* START Supplied material *

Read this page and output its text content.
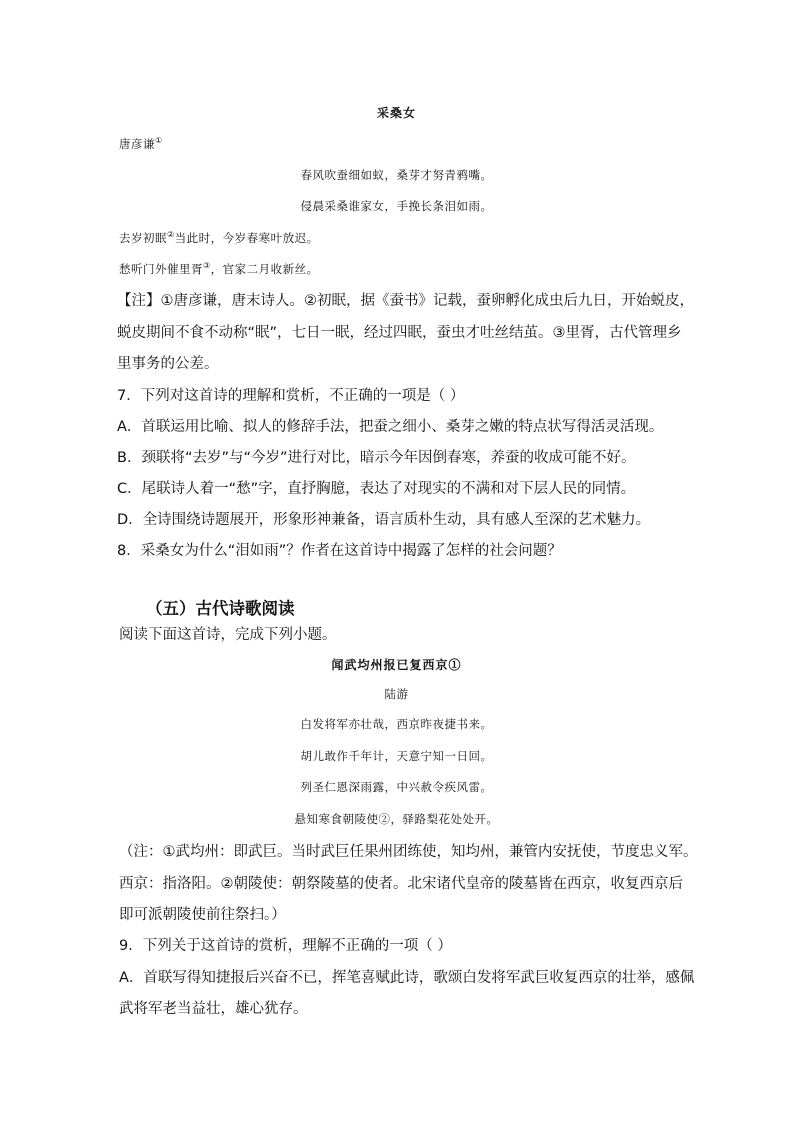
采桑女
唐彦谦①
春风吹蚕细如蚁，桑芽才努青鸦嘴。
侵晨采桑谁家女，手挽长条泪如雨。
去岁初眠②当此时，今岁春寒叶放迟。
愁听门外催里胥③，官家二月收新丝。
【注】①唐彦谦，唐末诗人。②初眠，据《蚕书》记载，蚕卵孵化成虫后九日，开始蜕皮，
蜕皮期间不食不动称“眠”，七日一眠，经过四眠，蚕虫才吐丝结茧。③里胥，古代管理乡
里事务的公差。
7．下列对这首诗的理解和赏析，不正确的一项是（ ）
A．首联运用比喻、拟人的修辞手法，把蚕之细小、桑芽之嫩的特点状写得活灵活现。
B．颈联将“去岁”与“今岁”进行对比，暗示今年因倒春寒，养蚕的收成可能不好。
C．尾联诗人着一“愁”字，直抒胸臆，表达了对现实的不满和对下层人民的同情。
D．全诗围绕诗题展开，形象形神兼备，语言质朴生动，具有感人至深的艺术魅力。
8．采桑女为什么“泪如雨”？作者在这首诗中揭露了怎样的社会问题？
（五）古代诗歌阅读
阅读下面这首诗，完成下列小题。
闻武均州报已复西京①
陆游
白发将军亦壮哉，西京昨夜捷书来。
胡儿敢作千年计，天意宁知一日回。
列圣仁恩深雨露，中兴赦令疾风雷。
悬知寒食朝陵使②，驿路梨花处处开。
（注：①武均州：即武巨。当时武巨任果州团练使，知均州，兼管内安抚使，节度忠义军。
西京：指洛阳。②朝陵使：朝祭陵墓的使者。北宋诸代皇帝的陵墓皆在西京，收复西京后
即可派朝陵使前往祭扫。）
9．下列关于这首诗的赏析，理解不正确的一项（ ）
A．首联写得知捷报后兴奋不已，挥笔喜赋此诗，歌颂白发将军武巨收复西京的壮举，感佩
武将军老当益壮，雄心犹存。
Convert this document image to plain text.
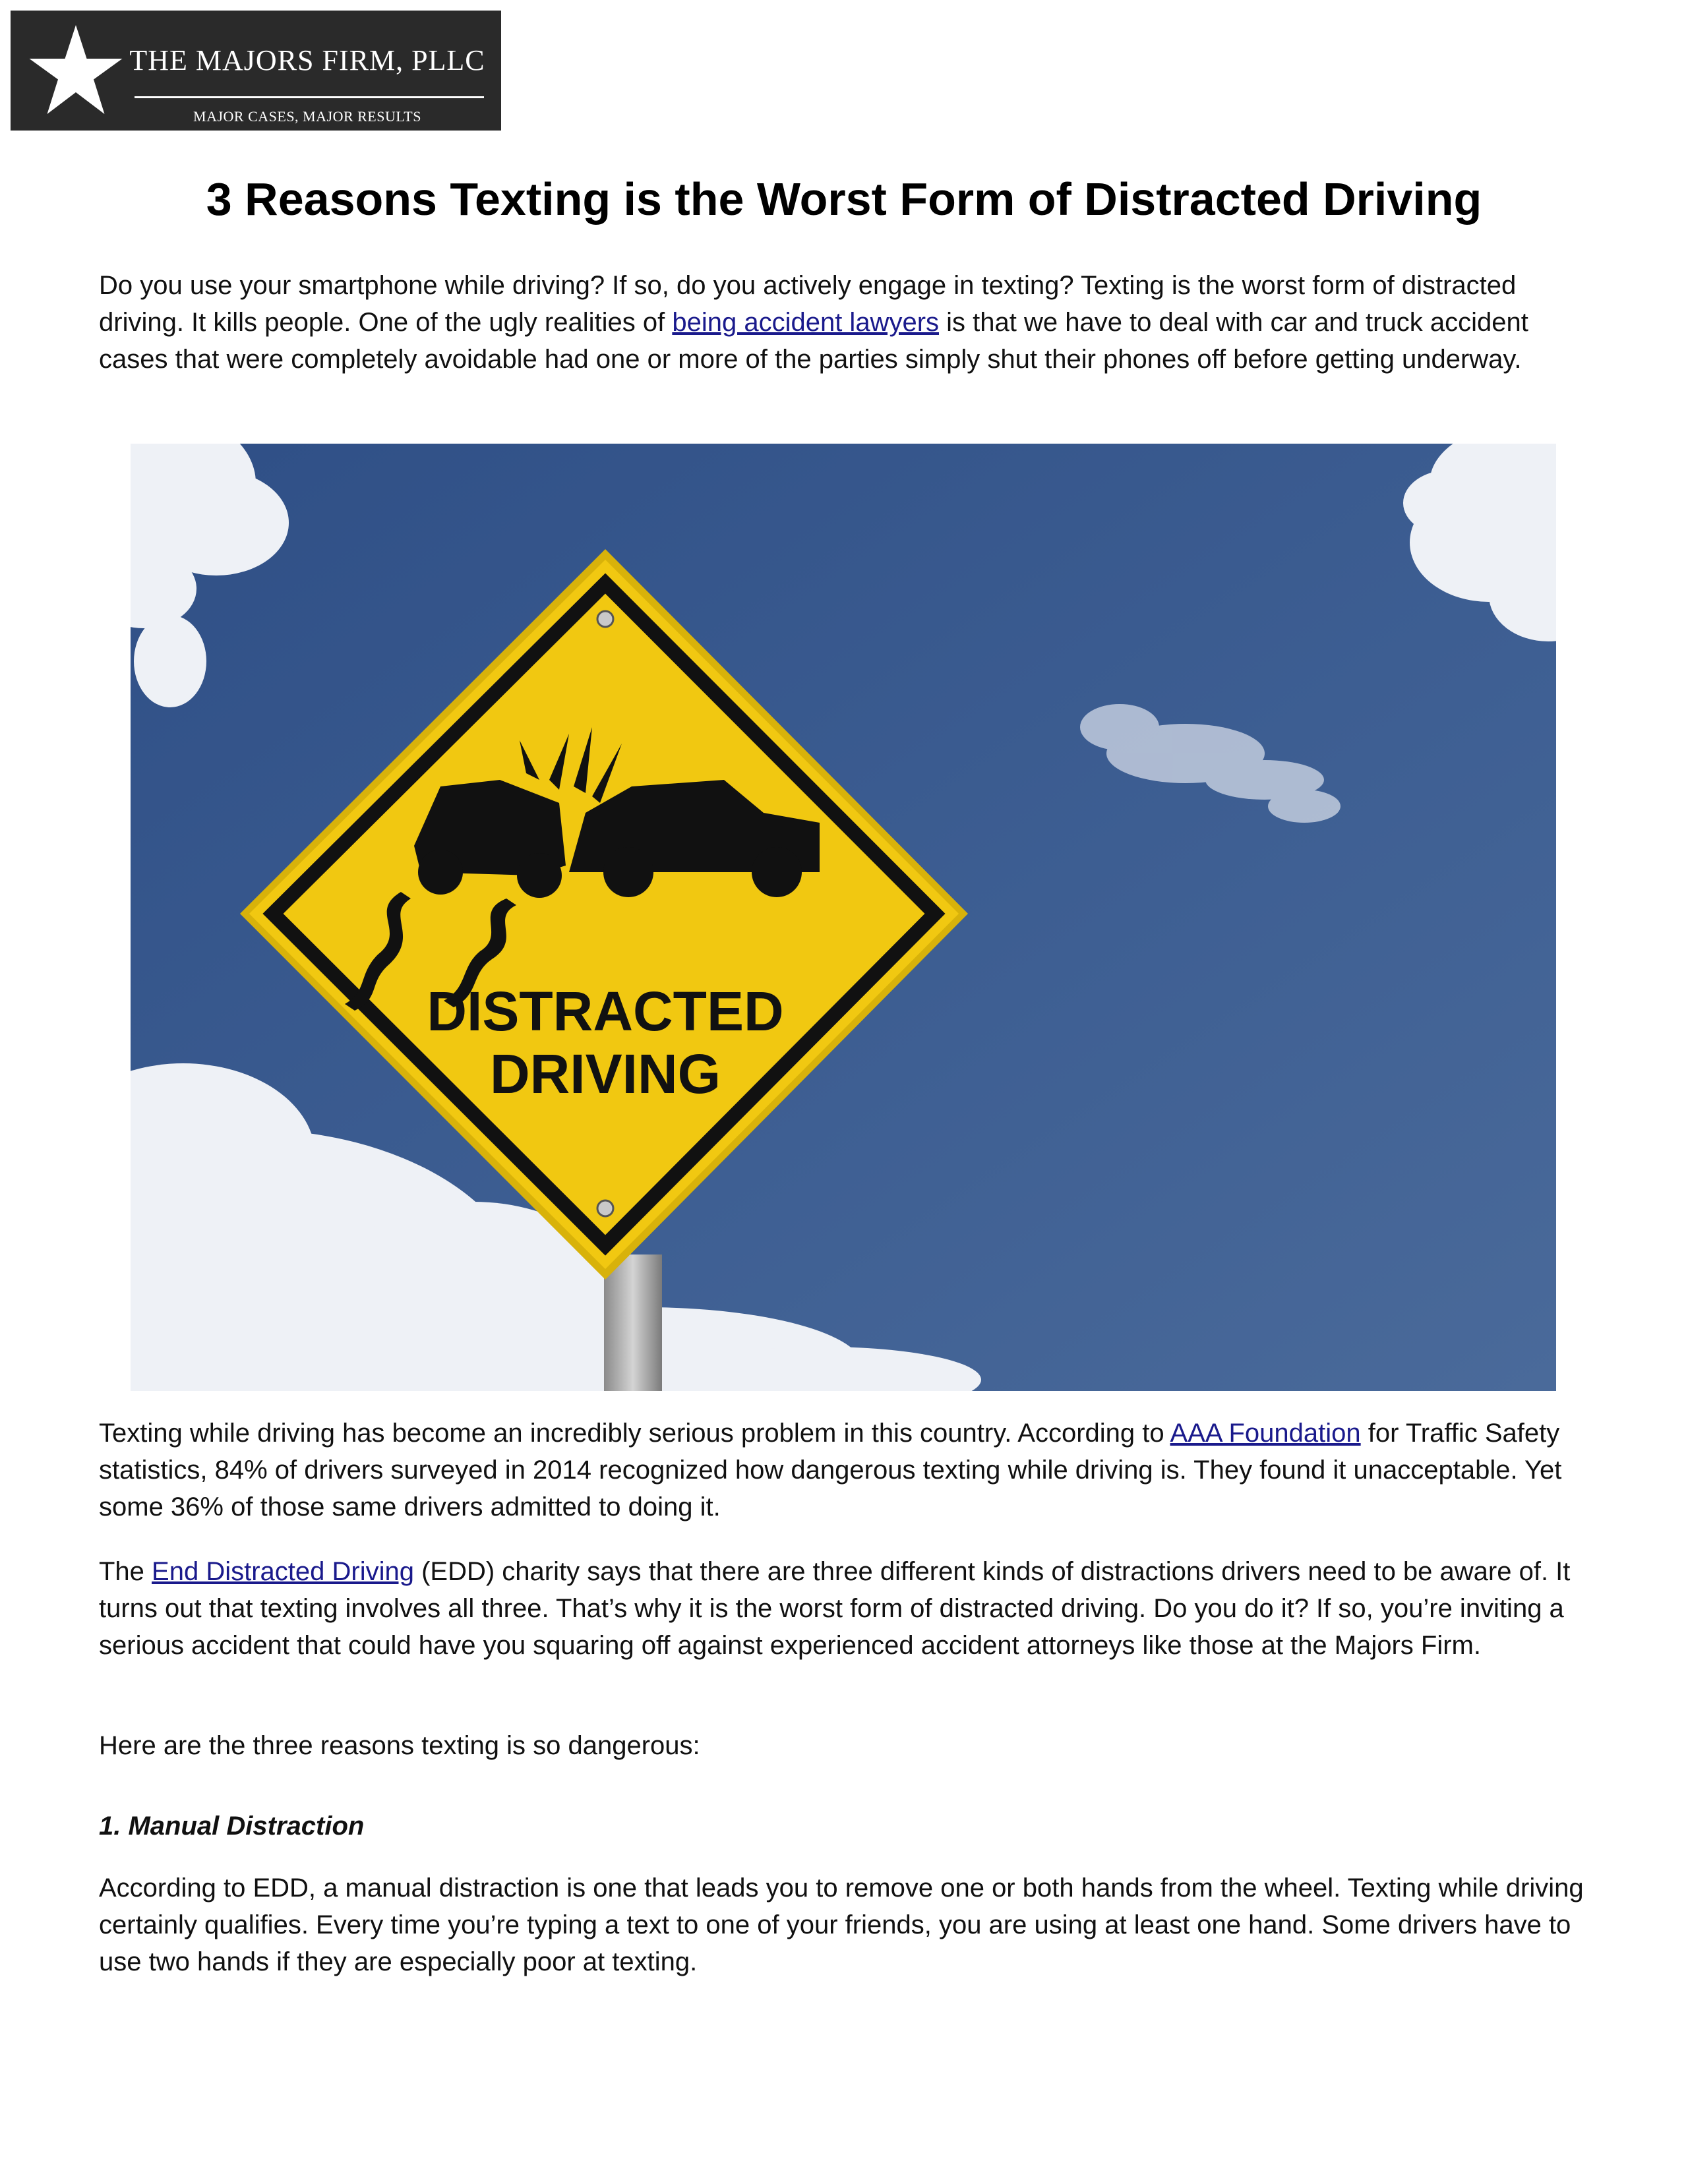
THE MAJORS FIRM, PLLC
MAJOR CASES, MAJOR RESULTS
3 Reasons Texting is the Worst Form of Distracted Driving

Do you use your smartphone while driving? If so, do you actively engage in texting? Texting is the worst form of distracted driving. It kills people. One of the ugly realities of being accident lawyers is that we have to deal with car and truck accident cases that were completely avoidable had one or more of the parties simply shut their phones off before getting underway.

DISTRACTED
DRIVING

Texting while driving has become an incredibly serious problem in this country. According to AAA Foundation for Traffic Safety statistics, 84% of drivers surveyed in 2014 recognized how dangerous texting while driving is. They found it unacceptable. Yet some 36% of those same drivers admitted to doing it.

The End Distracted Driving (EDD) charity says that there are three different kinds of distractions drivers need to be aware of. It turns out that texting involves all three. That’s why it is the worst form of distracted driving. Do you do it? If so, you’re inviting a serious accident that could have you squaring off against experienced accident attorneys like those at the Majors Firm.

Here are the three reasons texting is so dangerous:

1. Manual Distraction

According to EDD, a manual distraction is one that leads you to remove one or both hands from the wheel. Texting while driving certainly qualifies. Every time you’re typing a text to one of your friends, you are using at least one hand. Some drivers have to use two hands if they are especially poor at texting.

* END Supplied material *

◆ **Task details**
Retype exactly the lines above, starting at the line containing "Convert this document image to plain text." and ending with the last line, both included; leave out the pictures.

◆ **Answer to the problem**
Convert this document image to plain text.
THE MAJORS FIRM, PLLC
MAJOR CASES, MAJOR RESULTS
3 Reasons Texting is the Worst Form of Distracted Driving

Do you use your smartphone while driving? If so, do you actively engage in texting? Texting is the worst form of distracted driving. It kills people. One of the ugly realities of being accident lawyers is that we have to deal with car and truck accident cases that were completely avoidable had one or more of the parties simply shut their phones off before getting underway.

DISTRACTED
DRIVING

Texting while driving has become an incredibly serious problem in this country. According to AAA Foundation for Traffic Safety statistics, 84% of drivers surveyed in 2014 recognized how dangerous texting while driving is. They found it unacceptable. Yet some 36% of those same drivers admitted to doing it.

The End Distracted Driving (EDD) charity says that there are three different kinds of distractions drivers need to be aware of. It turns out that texting involves all three. That’s why it is the worst form of distracted driving. Do you do it? If so, you’re inviting a serious accident that could have you squaring off against experienced accident attorneys like those at the Majors Firm.

Here are the three reasons texting is so dangerous:

1. Manual Distraction

According to EDD, a manual distraction is one that leads you to remove one or both hands from the wheel. Texting while driving certainly qualifies. Every time you’re typing a text to one of your friends, you are using at least one hand. Some drivers have to use two hands if they are especially poor at texting.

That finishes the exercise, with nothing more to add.